-- start Data section --
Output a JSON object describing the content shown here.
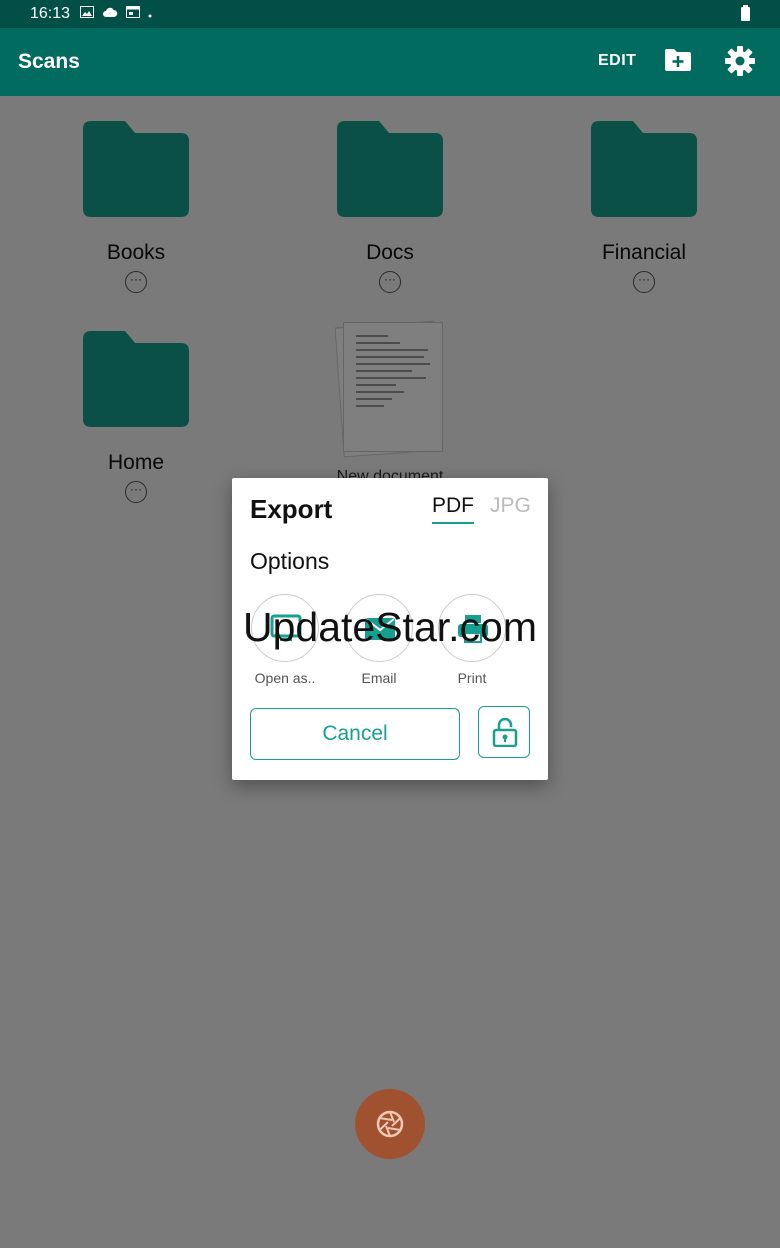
{
  "status_bar": {
    "time": "16:13"
  },
  "app_bar": {
    "title": "Scans",
    "edit_label": "EDIT"
  },
  "folders": [
    {
      "name": "Books"
    },
    {
      "name": "Docs"
    },
    {
      "name": "Financial"
    },
    {
      "name": "Home"
    }
  ],
  "document": {
    "name": "New document"
  },
  "more_glyph": "···",
  "export_dialog": {
    "title": "Export",
    "tabs": [
      {
        "label": "PDF",
        "selected": true
      },
      {
        "label": "JPG",
        "selected": false
      }
    ],
    "options_label": "Options",
    "actions": [
      {
        "label": "Open as.."
      },
      {
        "label": "Email"
      },
      {
        "label": "Print"
      }
    ],
    "cancel_label": "Cancel"
  },
  "watermark": "UpdateStar.com",
  "colors": {
    "primary": "#016b60",
    "status_bar": "#014f46",
    "accent": "#17a08f",
    "shutter": "#e06b3a"
  }
}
-- end Data section --
● The problem
Quote the material exactly. Pictures stay out.

● Reply
Output a JSON object describing the content shown here.
{
  "status_bar": {
    "time": "16:13"
  },
  "app_bar": {
    "title": "Scans",
    "edit_label": "EDIT"
  },
  "folders": [
    {
      "name": "Books"
    },
    {
      "name": "Docs"
    },
    {
      "name": "Financial"
    },
    {
      "name": "Home"
    }
  ],
  "document": {
    "name": "New document"
  },
  "more_glyph": "···",
  "export_dialog": {
    "title": "Export",
    "tabs": [
      {
        "label": "PDF",
        "selected": true
      },
      {
        "label": "JPG",
        "selected": false
      }
    ],
    "options_label": "Options",
    "actions": [
      {
        "label": "Open as.."
      },
      {
        "label": "Email"
      },
      {
        "label": "Print"
      }
    ],
    "cancel_label": "Cancel"
  },
  "watermark": "UpdateStar.com",
  "colors": {
    "primary": "#016b60",
    "status_bar": "#014f46",
    "accent": "#17a08f",
    "shutter": "#e06b3a"
  }
}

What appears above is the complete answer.